--- begin DATA EXTRACT ---

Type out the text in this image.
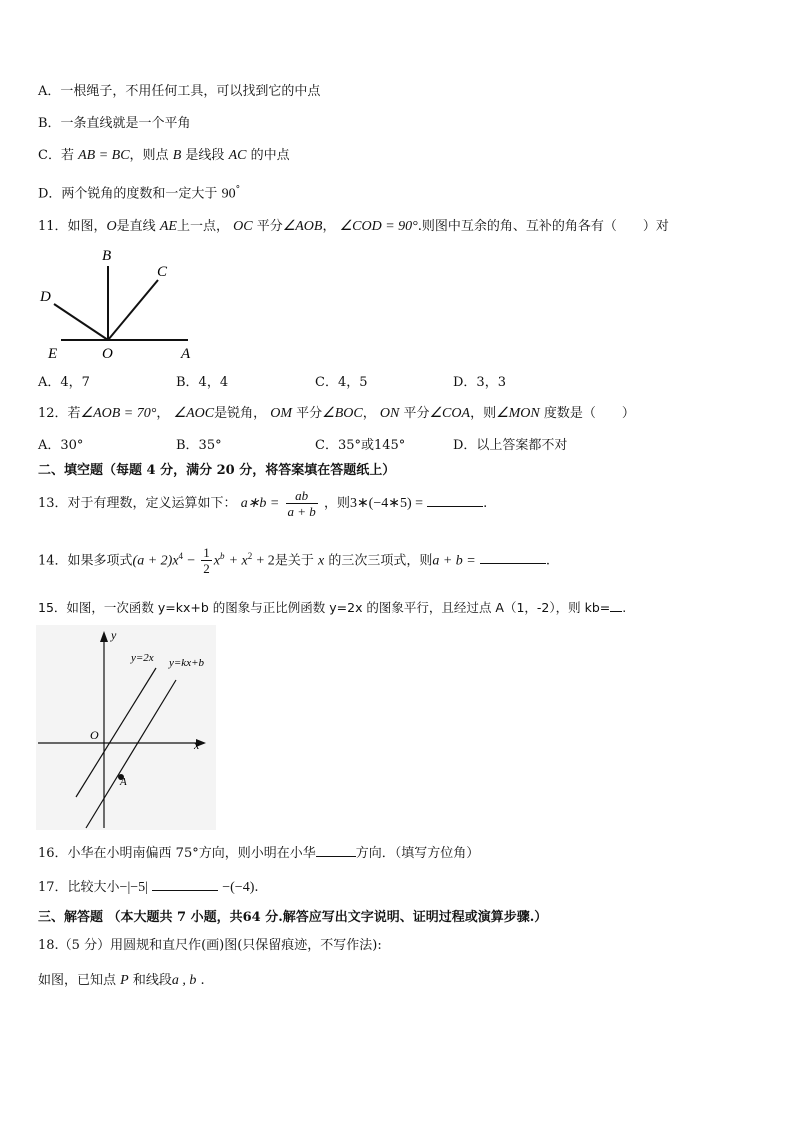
A．一根绳子，不用任何工具，可以找到它的中点
B．一条直线就是一个平角
C．若 AB = BC，则点 B 是线段 AC 的中点
D．两个锐角的度数和一定大于 90°
11．如图，O是直线 AE上一点， OC 平分∠AOB， ∠COD = 90°.则图中互余的角、互补的角各有（　　）对
B
C
D
E	O	A
A．4，7	B．4，4	C．4，5	D．3，3
12．若∠AOB = 70°， ∠AOC是锐角， OM 平分∠BOC， ON 平分∠COA，则∠MON 度数是（　　）
A．30°	B．35°	C．35°或145°	D．以上答案都不对
二、填空题（每题 4 分，满分 20 分，将答案填在答题纸上）
13．对于有理数，定义运算如下： a∗b = $\frac{ab}{a + b}$ ，则3∗(−4∗5) =	.
14．如果多项式$(a + 2)x^4 - \frac{1}{2} x^b + x^2 + 2$是关于 x 的三次三项式，则a + b =	.
15．如图，一次函数 y=kx+b 的图象与正比例函数 y=2x 的图象平行，且经过点 A（1，-2），则 kb= .
y
x
O
A
y=2x y=kx+b
16．小华在小明南偏西 75°方向，则小明在小华	方向．（填写方位角）
17．比较大小−|−5|	−(−4).
三、解答题 （本大题共 7 小题，共64 分.解答应写出文字说明、证明过程或演算步骤.）
18.（5 分）用圆规和直尺作(画)图(只保留痕迹，不写作法):
如图，已知点 P 和线段a , b .
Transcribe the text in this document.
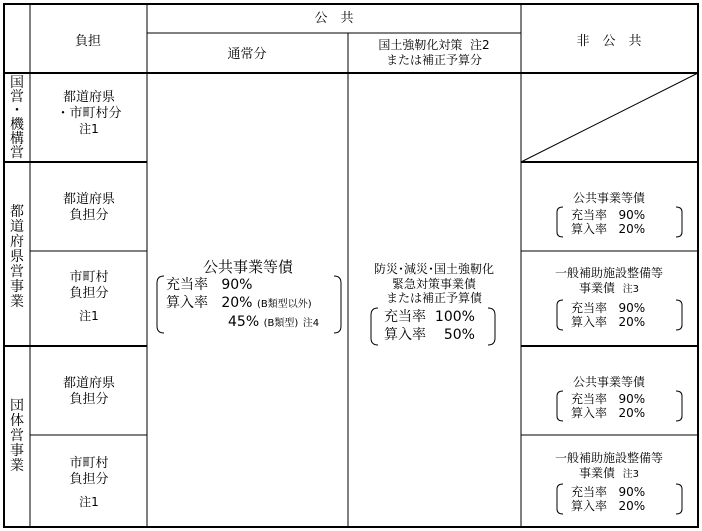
負担
公　共
通常分
国土強靭化対策 注2
または補正予算分
非　公　共
国
営
・
機
構
営
都
道
府
県
営
事
業
団
体
営
事
業
都道府県
・市町村分
注1
都道府県
負担分
市町村
負担分
注1
都道府県
負担分
市町村
負担分
注1
公共事業等債
充当率 90%
算入率 20% (B類型以外)
45% (B類型) 注4
防災･減災･国土強靭化
緊急対策事業債
または補正予算債
充当率 100%
算入率 50%
公共事業等債
充当率 90%
算入率 20%
一般補助施設整備等
事業債 注3
充当率 90%
算入率 20%
公共事業等債
充当率 90%
算入率 20%
一般補助施設整備等
事業債 注3
充当率 90%
算入率 20%
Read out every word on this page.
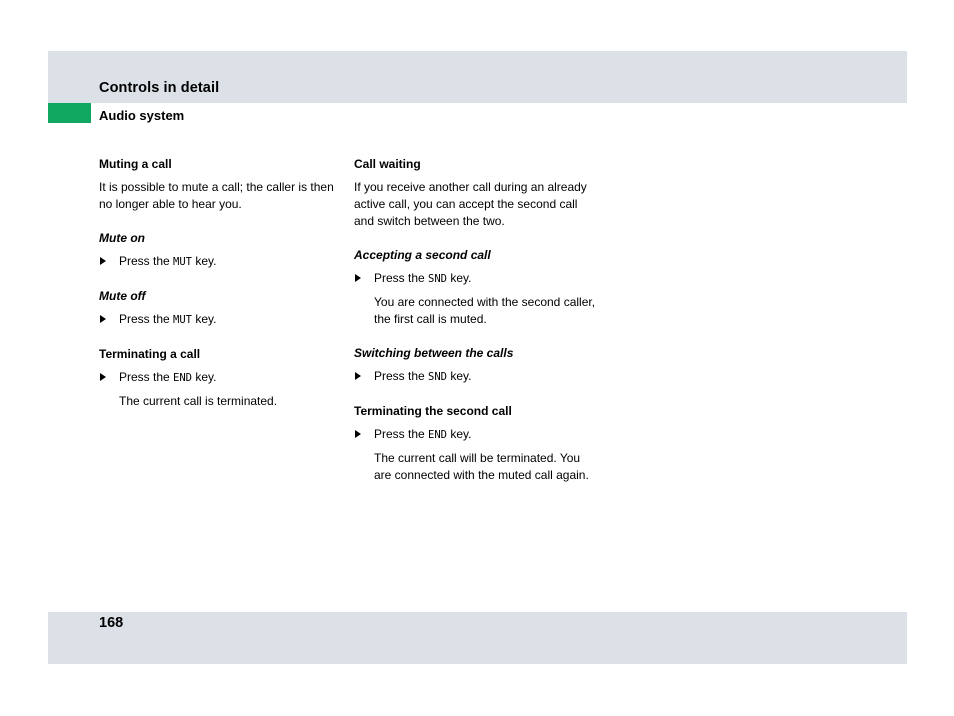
Controls in detail
Audio system
Muting a call
It is possible to mute a call; the caller is then no longer able to hear you.
Mute on
Press the MUT key.
Mute off
Press the MUT key.
Terminating a call
Press the END key.
The current call is terminated.
Call waiting
If you receive another call during an already active call, you can accept the second call and switch between the two.
Accepting a second call
Press the SND key.
You are connected with the second caller, the first call is muted.
Switching between the calls
Press the SND key.
Terminating the second call
Press the END key.
The current call will be terminated. You are connected with the muted call again.
168
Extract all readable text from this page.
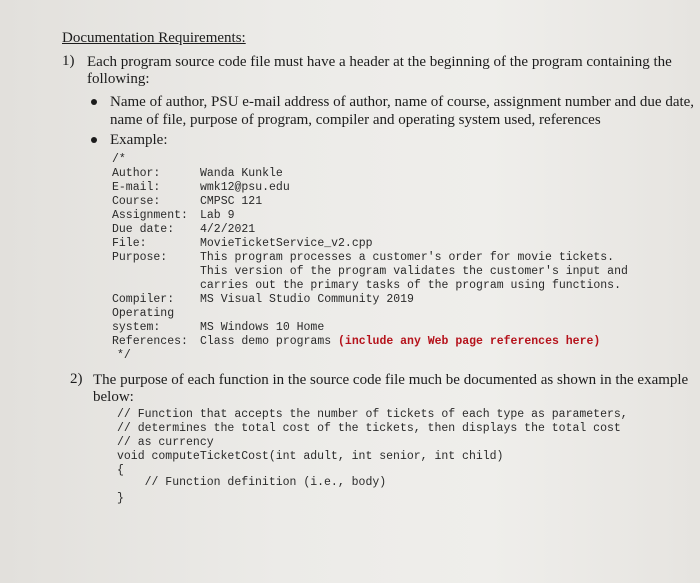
Documentation Requirements:
1) Each program source code file must have a header at the beginning of the program containing the
following:
Name of author, PSU e-mail address of author, name of course, assignment number and due date,
name of file, purpose of program, compiler and operating system used, references
Example:
/*
Author:	Wanda Kunkle
E-mail:	wmk12@psu.edu
Course:	CMPSC 121
Assignment: Lab 9
Due date: 4/2/2021
File:	MovieTicketService_v2.cpp
Purpose:	This program processes a customer's order for movie tickets.
This version of the program validates the customer's input and
carries out the primary tasks of the program using functions.
Compiler: MS Visual Studio Community 2019
Operating
system:	MS Windows 10 Home
References: Class demo programs (include any Web page references here)
*/
2) The purpose of each function in the source code file much be documented as shown in the example
below:
// Function that accepts the number of tickets of each type as parameters,
// determines the total cost of the tickets, then displays the total cost
// as currency
void computeTicketCost(int adult, int senior, int child)
{
// Function definition (i.e., body)
}
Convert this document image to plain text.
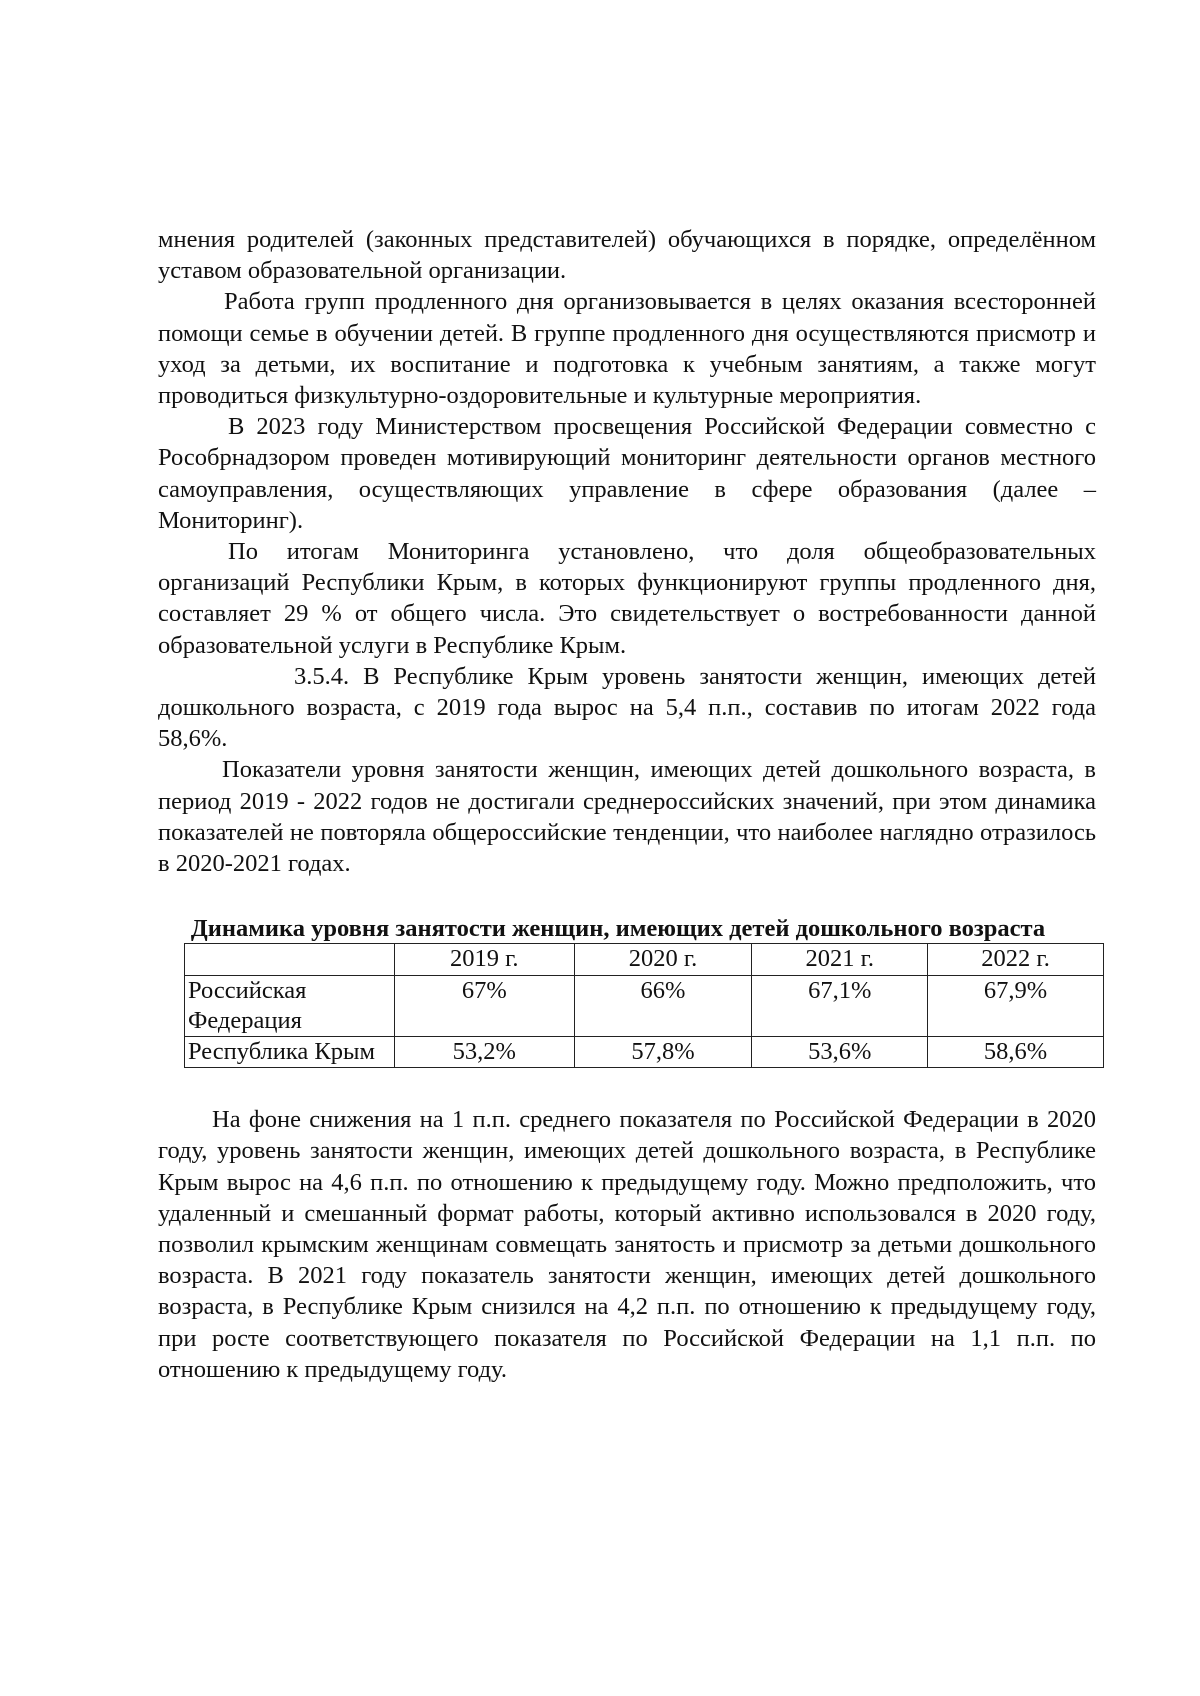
мнения родителей (законных представителей) обучающихся в порядке, определённом уставом образовательной организации.

Работа групп продленного дня организовывается в целях оказания всесторонней помощи семье в обучении детей. В группе продленного дня осуществляются присмотр и уход за детьми, их воспитание и подготовка к учебным занятиям, а также могут проводиться физкультурно-оздоровительные и культурные мероприятия.

В 2023 году Министерством просвещения Российской Федерации совместно с Рособрнадзором проведен мотивирующий мониторинг деятельности органов местного самоуправления, осуществляющих управление в сфере образования (далее – Мониторинг).

По итогам Мониторинга установлено, что доля общеобразовательных организаций Республики Крым, в которых функционируют группы продленного дня, составляет 29 % от общего числа. Это свидетельствует о востребованности данной образовательной услуги в Республике Крым.

3.5.4. В Республике Крым уровень занятости женщин, имеющих детей дошкольного возраста, с 2019 года вырос на 5,4 п.п., составив по итогам 2022 года 58,6%.

Показатели уровня занятости женщин, имеющих детей дошкольного возраста, в период 2019 - 2022 годов не достигали среднероссийских значений, при этом динамика показателей не повторяла общероссийские тенденции, что наиболее наглядно отразилось в 2020-2021 годах.

Динамика уровня занятости женщин, имеющих детей дошкольного возраста
	2019 г.	2020 г.	2021 г.	2022 г.
Российская Федерация	67%	66%	67,1%	67,9%
Республика Крым	53,2%	57,8%	53,6%	58,6%

На фоне снижения на 1 п.п. среднего показателя по Российской Федерации в 2020 году, уровень занятости женщин, имеющих детей дошкольного возраста, в Республике Крым вырос на 4,6 п.п. по отношению к предыдущему году. Можно предположить, что удаленный и смешанный формат работы, который активно использовался в 2020 году, позволил крымским женщинам совмещать занятость и присмотр за детьми дошкольного возраста. В 2021 году показатель занятости женщин, имеющих детей дошкольного возраста, в Республике Крым снизился на 4,2 п.п. по отношению к предыдущему году, при росте соответствующего показателя по Российской Федерации на 1,1 п.п. по отношению к предыдущему году.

--- end DATA EXTRACT ---

--- GOAL ---
Gather all lines with the string "mail" from the data.

--- OUTPUT FOR THIS EXERCISE ---
Name of author, PSU e-mail address of author, name of course, assignment number and due date,
E-mail:	wmk12@psu.edu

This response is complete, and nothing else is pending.